* [TASK STATEMENT]: Return the lines from the one containing "candle-body: [202, 79, 205, 90]" through the one containing "candle-body: [141, 410, 144, 412]", word for word, including both of those lines.

* [INPUT DATA]:
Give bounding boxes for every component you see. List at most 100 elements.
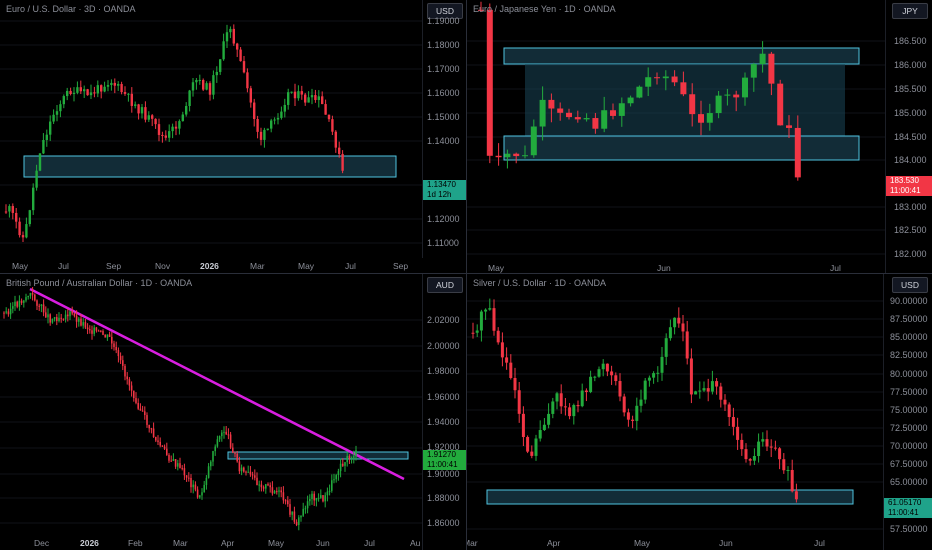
candle-body: [202, 79, 205, 90]
candlestick-chart[interactable]: [0, 0, 422, 258]
candle-body: [183, 468, 186, 476]
candle-body: [159, 441, 161, 446]
currency-button[interactable]: JPY: [892, 3, 928, 19]
candlestick-chart[interactable]: [467, 0, 885, 258]
candle-body: [141, 410, 144, 412]
time-axis[interactable]: Mar Apr May Jun Jul: [467, 537, 883, 549]
candle-body: [548, 99, 555, 109]
chart-pane-gbpaud[interactable]: British Pound / Australian Dollar · 1D ·…: [0, 274, 466, 550]
last-price-tag: 1.91270 11:00:41: [423, 450, 466, 470]
candle-body: [765, 439, 769, 447]
time-tick: May: [488, 263, 505, 273]
candle-body: [321, 96, 324, 105]
candle-body: [242, 61, 246, 73]
time-tick: Jul: [830, 263, 841, 273]
candlestick-chart[interactable]: [467, 274, 883, 534]
last-price-value: 1.91270: [427, 450, 456, 459]
candle-body: [265, 484, 267, 489]
candle-body: [69, 311, 71, 317]
price-tick: 182.500: [894, 225, 927, 235]
candle-body: [78, 318, 80, 322]
pane-divider-horizontal[interactable]: [0, 273, 932, 274]
candle-body: [130, 385, 133, 391]
candle-body: [79, 87, 82, 92]
candle-body: [181, 114, 184, 122]
candle-body: [273, 119, 276, 121]
candle-body: [18, 221, 21, 236]
time-tick: May: [268, 538, 285, 548]
candle-body: [306, 501, 309, 509]
price-tick: 65.00000: [890, 477, 928, 487]
candle-body: [23, 300, 25, 303]
candle-body: [652, 373, 656, 378]
currency-button[interactable]: USD: [892, 277, 928, 293]
candle-body: [249, 471, 252, 475]
price-tick: 1.14000: [427, 136, 460, 146]
candle-body: [685, 331, 689, 359]
candle-body: [731, 417, 735, 427]
candle-body: [227, 434, 230, 436]
candle-body: [740, 439, 744, 450]
candle-body: [559, 393, 563, 407]
time-axis[interactable]: Dec 2026 Feb Mar Apr May Jun Jul Au: [0, 537, 422, 549]
price-axis[interactable]: JPY 186.500 186.000 185.500 185.000 184.…: [885, 0, 932, 273]
candle-body: [97, 330, 100, 332]
candle-body: [302, 508, 304, 516]
candle-body: [744, 449, 748, 460]
candle-body: [82, 322, 84, 326]
candle-body: [576, 405, 580, 407]
candle-body: [225, 32, 229, 42]
chart-pane-xagusd[interactable]: Silver / U.S. Dollar · 1D · OANDA USD 90…: [467, 274, 932, 550]
candle-body: [198, 79, 201, 81]
candle-body: [144, 411, 146, 416]
currency-button[interactable]: AUD: [427, 277, 463, 293]
candle-body: [786, 125, 792, 128]
time-axis[interactable]: May Jun Jul: [467, 262, 885, 273]
price-axis[interactable]: USD 90.00000 87.50000 85.00000 82.50000 …: [883, 274, 932, 550]
candle-body: [210, 461, 212, 467]
candle-body: [271, 487, 274, 494]
time-tick: May: [634, 538, 651, 548]
support-zone: [23, 155, 397, 178]
candle-body: [144, 107, 147, 120]
candle-body: [309, 499, 311, 502]
candle-body: [605, 363, 609, 372]
candle-body: [654, 77, 660, 79]
candle-body: [636, 86, 643, 98]
candle-body: [71, 311, 73, 314]
candle-body: [724, 94, 731, 96]
time-tick: Apr: [221, 538, 235, 548]
last-price-tag: 61.05170 11:00:41: [884, 498, 932, 518]
candle-body: [137, 104, 140, 114]
candle-body: [225, 431, 227, 435]
candle-body: [229, 434, 232, 448]
candle-body: [777, 83, 784, 126]
candle-body: [495, 155, 502, 158]
candle-body: [124, 365, 126, 377]
candle-body: [208, 83, 212, 95]
price-axis[interactable]: USD 1.19000 1.18000 1.17000 1.16000 1.15…: [422, 0, 466, 258]
candle-body: [324, 104, 327, 115]
candle-body: [127, 93, 130, 95]
candle-body: [214, 446, 216, 452]
chart-pane-eurusd[interactable]: Euro / U.S. Dollar · 3D · OANDA USD 1.19…: [0, 0, 466, 273]
pane-divider-vertical[interactable]: [466, 0, 467, 550]
candle-body: [589, 376, 593, 393]
candle-body: [139, 408, 142, 411]
candle-body: [67, 314, 69, 317]
candle-body: [76, 87, 79, 93]
candle-body: [317, 96, 320, 101]
candle-body: [263, 129, 266, 140]
candlestick-chart[interactable]: [0, 274, 422, 534]
price-axis[interactable]: AUD 2.02000 2.00000 1.98000 1.96000 1.94…: [422, 274, 466, 550]
candle-body: [680, 82, 687, 95]
candle-body: [223, 431, 225, 433]
candle-body: [73, 313, 76, 316]
candle-body: [574, 117, 581, 120]
candle-body: [568, 407, 572, 417]
candle-body: [660, 356, 664, 373]
chart-pane-eurjpy[interactable]: Euro / Japanese Yen · 1D · OANDA JPY 186…: [467, 0, 932, 273]
time-tick: Jul: [364, 538, 375, 548]
candle-body: [334, 131, 337, 148]
time-axis[interactable]: May Jul Sep Nov 2026 Mar May Jul Sep: [0, 260, 422, 272]
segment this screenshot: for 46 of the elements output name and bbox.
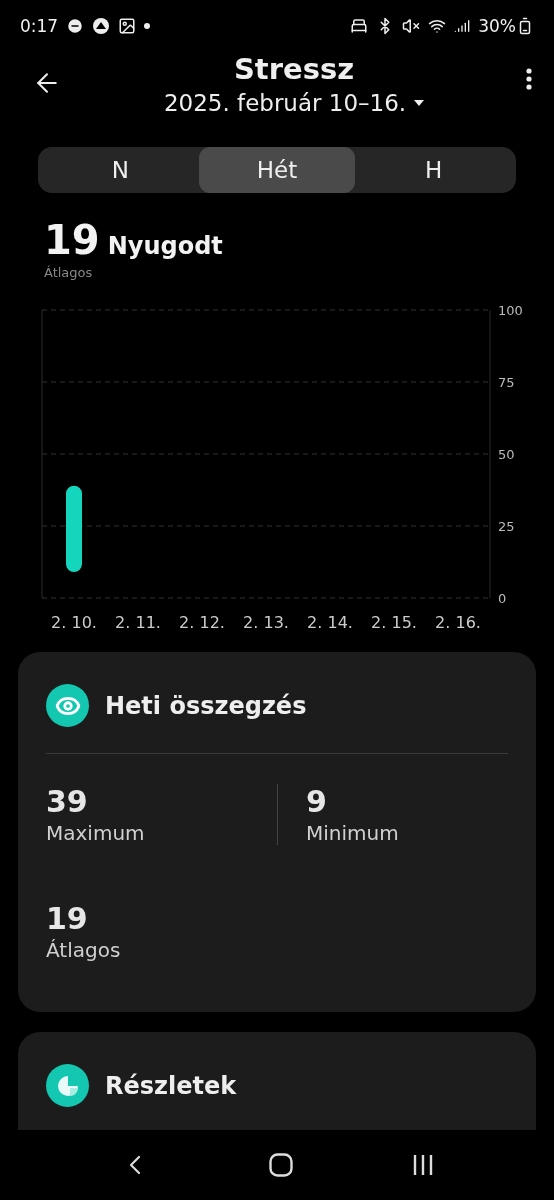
axis-label: 2. 10. [51,613,97,632]
axis-label: 2. 12. [179,613,225,632]
caret-icon [414,100,425,106]
axis-label: 2. 15. [371,613,417,632]
pie-chart-icon [46,1064,89,1107]
signal-icon [454,18,471,34]
wifi-icon [428,17,447,35]
axis-label: 2. 14. [307,613,353,632]
bed-icon [350,17,369,35]
details-card[interactable]: Részletek [18,1032,536,1130]
axis-label: 50 [498,447,515,462]
axis-label: 2. 16. [435,613,481,632]
stat-value: 19 [46,901,89,936]
stat-label: Maximum [46,821,146,845]
more-icon [526,68,532,90]
page-title: Stressz [233,52,355,86]
clock-time: 0:17 [20,16,59,36]
battery-percentage: 30% [478,16,516,36]
period-tab[interactable]: N [42,147,199,193]
score-caption: Átlagos [43,264,94,280]
card-title: Heti összegzés [105,691,307,720]
card-title: Részletek [105,1071,237,1100]
more-options-button[interactable] [526,68,532,90]
stress-score: 19 [44,217,100,263]
app-notification-icon [92,17,111,35]
notification-dot-icon [144,23,151,29]
period-tab[interactable]: H [355,147,512,193]
mute-icon [402,17,421,35]
stress-status: Nyugodt [107,232,223,260]
date-range-dropdown[interactable]: 2025. február 10–16. [163,90,425,116]
axis-label: 100 [498,303,523,318]
image-icon [118,17,137,35]
stat-label: Minimum [306,821,400,845]
stat-value: 9 [306,784,328,819]
axis-label: 25 [498,519,515,534]
stat-value: 39 [46,784,89,819]
axis-label: 2. 13. [243,613,289,632]
axis-label: 75 [498,375,515,390]
period-tab[interactable]: Hét [198,147,356,193]
do-not-disturb-icon [66,17,85,35]
axis-label: 2. 11. [115,613,161,632]
recent-apps-button[interactable] [411,1153,435,1177]
stat-label: Átlagos [46,938,122,962]
home-nav-button[interactable] [269,1153,293,1177]
eye-icon [46,684,89,727]
axis-label: 0 [498,591,507,606]
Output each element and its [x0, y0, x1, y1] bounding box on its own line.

* [CORRECT ANSWER]:
candle-body: [202, 79, 205, 90]
candlestick-chart[interactable]: [0, 0, 422, 258]
candle-body: [183, 468, 186, 476]
candle-body: [159, 441, 161, 446]
currency-button[interactable]: JPY: [892, 3, 928, 19]
candlestick-chart[interactable]: [467, 0, 885, 258]
candle-body: [141, 410, 144, 412]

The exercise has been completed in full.